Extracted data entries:
START

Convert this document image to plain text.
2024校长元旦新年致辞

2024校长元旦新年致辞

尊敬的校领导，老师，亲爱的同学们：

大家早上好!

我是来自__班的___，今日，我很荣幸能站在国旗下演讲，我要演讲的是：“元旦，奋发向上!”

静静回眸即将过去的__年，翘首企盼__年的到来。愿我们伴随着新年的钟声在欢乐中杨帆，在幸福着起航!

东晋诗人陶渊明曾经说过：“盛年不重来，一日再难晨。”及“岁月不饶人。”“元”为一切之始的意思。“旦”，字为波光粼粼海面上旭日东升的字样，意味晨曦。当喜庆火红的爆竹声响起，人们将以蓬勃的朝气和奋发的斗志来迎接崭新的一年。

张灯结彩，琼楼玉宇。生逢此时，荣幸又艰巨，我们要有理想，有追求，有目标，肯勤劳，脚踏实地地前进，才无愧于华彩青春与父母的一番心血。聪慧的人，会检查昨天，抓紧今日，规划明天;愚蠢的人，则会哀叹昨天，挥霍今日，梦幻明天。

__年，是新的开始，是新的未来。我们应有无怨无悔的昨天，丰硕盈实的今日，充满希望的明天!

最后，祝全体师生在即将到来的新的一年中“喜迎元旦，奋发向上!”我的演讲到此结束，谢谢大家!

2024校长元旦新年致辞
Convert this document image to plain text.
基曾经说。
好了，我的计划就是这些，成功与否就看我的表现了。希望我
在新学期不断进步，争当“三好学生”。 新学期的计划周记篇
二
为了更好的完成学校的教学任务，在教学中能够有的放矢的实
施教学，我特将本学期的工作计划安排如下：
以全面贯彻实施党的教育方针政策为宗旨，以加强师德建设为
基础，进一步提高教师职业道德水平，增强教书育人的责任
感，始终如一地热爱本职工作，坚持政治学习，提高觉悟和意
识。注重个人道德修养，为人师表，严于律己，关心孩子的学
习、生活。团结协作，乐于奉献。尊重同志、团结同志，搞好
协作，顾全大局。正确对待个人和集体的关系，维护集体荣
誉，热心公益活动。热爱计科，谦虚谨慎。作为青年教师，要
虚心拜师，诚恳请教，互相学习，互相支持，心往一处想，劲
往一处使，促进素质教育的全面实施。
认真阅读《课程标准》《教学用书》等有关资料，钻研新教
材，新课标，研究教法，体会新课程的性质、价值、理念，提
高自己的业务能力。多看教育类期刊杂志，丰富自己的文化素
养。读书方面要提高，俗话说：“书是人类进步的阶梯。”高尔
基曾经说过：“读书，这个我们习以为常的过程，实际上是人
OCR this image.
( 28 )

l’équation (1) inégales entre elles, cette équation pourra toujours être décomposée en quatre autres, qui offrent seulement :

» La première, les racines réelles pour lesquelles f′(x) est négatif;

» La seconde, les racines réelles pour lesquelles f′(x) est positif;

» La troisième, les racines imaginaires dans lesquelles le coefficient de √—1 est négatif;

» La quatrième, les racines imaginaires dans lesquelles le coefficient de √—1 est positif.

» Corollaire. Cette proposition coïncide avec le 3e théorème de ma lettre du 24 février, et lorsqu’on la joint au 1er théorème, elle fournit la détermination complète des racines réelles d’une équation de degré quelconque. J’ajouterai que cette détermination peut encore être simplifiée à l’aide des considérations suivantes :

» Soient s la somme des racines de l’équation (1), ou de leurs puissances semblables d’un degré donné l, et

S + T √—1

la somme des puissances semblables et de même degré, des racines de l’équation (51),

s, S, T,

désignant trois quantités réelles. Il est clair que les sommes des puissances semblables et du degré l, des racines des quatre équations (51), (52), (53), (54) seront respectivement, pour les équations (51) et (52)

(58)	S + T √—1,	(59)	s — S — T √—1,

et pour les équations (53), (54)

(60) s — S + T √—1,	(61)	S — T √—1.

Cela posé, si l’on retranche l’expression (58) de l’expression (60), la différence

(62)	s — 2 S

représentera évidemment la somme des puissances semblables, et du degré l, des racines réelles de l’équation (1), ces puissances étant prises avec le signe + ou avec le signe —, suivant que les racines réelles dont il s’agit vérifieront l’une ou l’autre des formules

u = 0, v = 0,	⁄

END

** TASK REQUIREMENTS **
Type out the full listing again, exactly as given.

** THE RESPONSE **
Convert this document image to plain text.
2024校长元旦新年致辞

2024校长元旦新年致辞

尊敬的校领导，老师，亲爱的同学们：

大家早上好!

我是来自__班的___，今日，我很荣幸能站在国旗下演讲，我要演讲的是：“元旦，奋发向上!”

静静回眸即将过去的__年，翘首企盼__年的到来。愿我们伴随着新年的钟声在欢乐中杨帆，在幸福着起航!

东晋诗人陶渊明曾经说过：“盛年不重来，一日再难晨。”及“岁月不饶人。”“元”为一切之始的意思。“旦”，字为波光粼粼海面上旭日东升的字样，意味晨曦。当喜庆火红的爆竹声响起，人们将以蓬勃的朝气和奋发的斗志来迎接崭新的一年。

张灯结彩，琼楼玉宇。生逢此时，荣幸又艰巨，我们要有理想，有追求，有目标，肯勤劳，脚踏实地地前进，才无愧于华彩青春与父母的一番心血。聪慧的人，会检查昨天，抓紧今日，规划明天;愚蠢的人，则会哀叹昨天，挥霍今日，梦幻明天。

__年，是新的开始，是新的未来。我们应有无怨无悔的昨天，丰硕盈实的今日，充满希望的明天!

最后，祝全体师生在即将到来的新的一年中“喜迎元旦，奋发向上!”我的演讲到此结束，谢谢大家!

2024校长元旦新年致辞
Convert this document image to plain text.
基曾经说。
好了，我的计划就是这些，成功与否就看我的表现了。希望我
在新学期不断进步，争当“三好学生”。 新学期的计划周记篇
二
为了更好的完成学校的教学任务，在教学中能够有的放矢的实
施教学，我特将本学期的工作计划安排如下：
以全面贯彻实施党的教育方针政策为宗旨，以加强师德建设为
基础，进一步提高教师职业道德水平，增强教书育人的责任
感，始终如一地热爱本职工作，坚持政治学习，提高觉悟和意
识。注重个人道德修养，为人师表，严于律己，关心孩子的学
习、生活。团结协作，乐于奉献。尊重同志、团结同志，搞好
协作，顾全大局。正确对待个人和集体的关系，维护集体荣
誉，热心公益活动。热爱计科，谦虚谨慎。作为青年教师，要
虚心拜师，诚恳请教，互相学习，互相支持，心往一处想，劲
往一处使，促进素质教育的全面实施。
认真阅读《课程标准》《教学用书》等有关资料，钻研新教
材，新课标，研究教法，体会新课程的性质、价值、理念，提
高自己的业务能力。多看教育类期刊杂志，丰富自己的文化素
养。读书方面要提高，俗话说：“书是人类进步的阶梯。”高尔
基曾经说过：“读书，这个我们习以为常的过程，实际上是人
OCR this image.
( 28 )

l’équation (1) inégales entre elles, cette équation pourra toujours être décomposée en quatre autres, qui offrent seulement :

» La première, les racines réelles pour lesquelles f′(x) est négatif;

» La seconde, les racines réelles pour lesquelles f′(x) est positif;

» La troisième, les racines imaginaires dans lesquelles le coefficient de √—1 est négatif;

» La quatrième, les racines imaginaires dans lesquelles le coefficient de √—1 est positif.

» Corollaire. Cette proposition coïncide avec le 3e théorème de ma lettre du 24 février, et lorsqu’on la joint au 1er théorème, elle fournit la détermination complète des racines réelles d’une équation de degré quelconque. J’ajouterai que cette détermination peut encore être simplifiée à l’aide des considérations suivantes :

» Soient s la somme des racines de l’équation (1), ou de leurs puissances semblables d’un degré donné l, et

S + T √—1

la somme des puissances semblables et de même degré, des racines de l’équation (51),

s, S, T,

désignant trois quantités réelles. Il est clair que les sommes des puissances semblables et du degré l, des racines des quatre équations (51), (52), (53), (54) seront respectivement, pour les équations (51) et (52)

(58)	S + T √—1,	(59)	s — S — T √—1,

et pour les équations (53), (54)

(60) s — S + T √—1,	(61)	S — T √—1.

Cela posé, si l’on retranche l’expression (58) de l’expression (60), la différence

(62)	s — 2 S

représentera évidemment la somme des puissances semblables, et du degré l, des racines réelles de l’équation (1), ces puissances étant prises avec le signe + ou avec le signe —, suivant que les racines réelles dont il s’agit vérifieront l’une ou l’autre des formules

u = 0, v = 0,	⁄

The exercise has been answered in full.